> **RECORDS SHOWN**

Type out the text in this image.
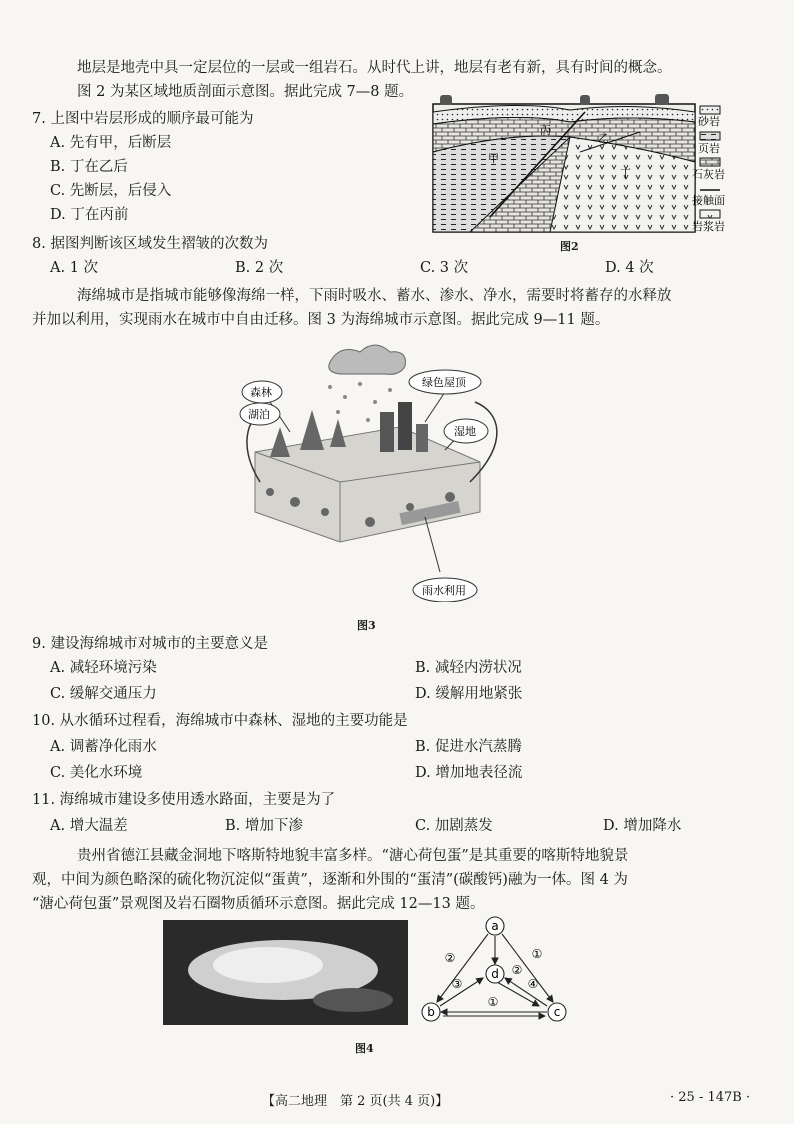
地层是地壳中具一定层位的一层或一组岩石。从时代上讲，地层有老有新，具有时间的概念。
图 2 为某区域地质剖面示意图。据此完成 7—8 题。
甲
乙
丙
丁
砂岩
页岩
石灰岩
接触面
岩浆岩
图2
7. 上图中岩层形成的顺序最可能为
A. 先有甲，后断层
B. 丁在乙后
C. 先断层，后侵入
D. 丁在丙前
8. 据图判断该区域发生褶皱的次数为
A. 1 次	B. 2 次	C. 3 次	D. 4 次
海绵城市是指城市能够像海绵一样，下雨时吸水、蓄水、渗水、净水，需要时将蓄存的水释放
并加以利用，实现雨水在城市中自由迁移。图 3 为海绵城市示意图。据此完成 9—11 题。
森林
湖泊
绿色屋顶
湿地
雨水利用
图3
9. 建设海绵城市对城市的主要意义是
A. 减轻环境污染	B. 减轻内涝状况
C. 缓解交通压力	D. 缓解用地紧张
10. 从水循环过程看，海绵城市中森林、湿地的主要功能是
A. 调蓄净化雨水	B. 促进水汽蒸腾
C. 美化水环境	D. 增加地表径流
11. 海绵城市建设多使用透水路面，主要是为了
A. 增大温差	B. 增加下渗	C. 加剧蒸发	D. 增加降水
贵州省德江县藏金洞地下喀斯特地貌丰富多样。“溏心荷包蛋”是其重要的喀斯特地貌景
观，中间为颜色略深的硫化物沉淀似“蛋黄”，逐渐和外围的“蛋清”(碳酸钙)融为一体。图 4 为
“溏心荷包蛋”景观图及岩石圈物质循环示意图。据此完成 12—13 题。
a
b	c
d
②	①
③
②
④
①
图4
【高二地理　第 2 页(共 4 页)】	· 25 - 147B ·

> **DIRECTIONS**
Would you set down the listing exactly, omitting pictures?

> **RESULT FOR THIS EXERCISE**
Type out the text in this image.
地层是地壳中具一定层位的一层或一组岩石。从时代上讲，地层有老有新，具有时间的概念。
图 2 为某区域地质剖面示意图。据此完成 7—8 题。
甲
乙
丙
丁
砂岩
页岩
石灰岩
接触面
岩浆岩
图2
7. 上图中岩层形成的顺序最可能为
A. 先有甲，后断层
B. 丁在乙后
C. 先断层，后侵入
D. 丁在丙前
8. 据图判断该区域发生褶皱的次数为
A. 1 次	B. 2 次	C. 3 次	D. 4 次
海绵城市是指城市能够像海绵一样，下雨时吸水、蓄水、渗水、净水，需要时将蓄存的水释放
并加以利用，实现雨水在城市中自由迁移。图 3 为海绵城市示意图。据此完成 9—11 题。
森林
湖泊
绿色屋顶
湿地
雨水利用
图3
9. 建设海绵城市对城市的主要意义是
A. 减轻环境污染	B. 减轻内涝状况
C. 缓解交通压力	D. 缓解用地紧张
10. 从水循环过程看，海绵城市中森林、湿地的主要功能是
A. 调蓄净化雨水	B. 促进水汽蒸腾
C. 美化水环境	D. 增加地表径流
11. 海绵城市建设多使用透水路面，主要是为了
A. 增大温差	B. 增加下渗	C. 加剧蒸发	D. 增加降水
贵州省德江县藏金洞地下喀斯特地貌丰富多样。“溏心荷包蛋”是其重要的喀斯特地貌景
观，中间为颜色略深的硫化物沉淀似“蛋黄”，逐渐和外围的“蛋清”(碳酸钙)融为一体。图 4 为
“溏心荷包蛋”景观图及岩石圈物质循环示意图。据此完成 12—13 题。
a
b	c
d
②	①
③
②
④
①
图4
【高二地理　第 2 页(共 4 页)】	· 25 - 147B ·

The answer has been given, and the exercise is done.